[Saved entries]
------------------------

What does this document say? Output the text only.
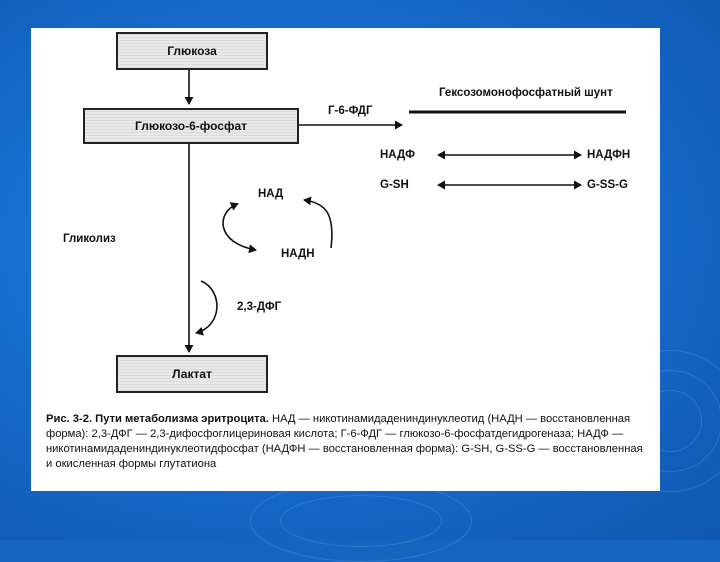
Глюкоза
Глюкозо-6-фосфат
Лактат
Г-6-ФДГ
Гексозомонофосфатный шунт
НАДФ	НАДФН
G-SH	G-SS-G
НАД
НАДН
Гликолиз
2,3-ДФГ
Рис. 3-2. Пути метаболизма эритроцита. НАД — никотинамидадениндинуклеотид (НАДН — восстановленная форма): 2,3-ДФГ — 2,3-дифосфоглицериновая кислота; Г-6-ФДГ — глюкозо-6-фосфатдегидрогеназа; НАДФ — никотинамидадениндинуклеотидфосфат (НАДФН — восстановленная форма): G-SH, G-SS-G — восстановленная и окисленная формы глутатиона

------------------------

_WHAT YOU SHOULD DO:_ Restate every record exactly, please; do not copy the pictures.

_WRITTEN RESPONSE:_
What does this document say? Output the text only.
Глюкоза
Глюкозо-6-фосфат
Лактат
Г-6-ФДГ
Гексозомонофосфатный шунт
НАДФ	НАДФН
G-SH	G-SS-G
НАД
НАДН
Гликолиз
2,3-ДФГ
Рис. 3-2. Пути метаболизма эритроцита. НАД — никотинамидадениндинуклеотид (НАДН — восстановленная форма): 2,3-ДФГ — 2,3-дифосфоглицериновая кислота; Г-6-ФДГ — глюкозо-6-фосфатдегидрогеназа; НАДФ — никотинамидадениндинуклеотидфосфат (НАДФН — восстановленная форма): G-SH, G-SS-G — восстановленная и окисленная формы глутатиона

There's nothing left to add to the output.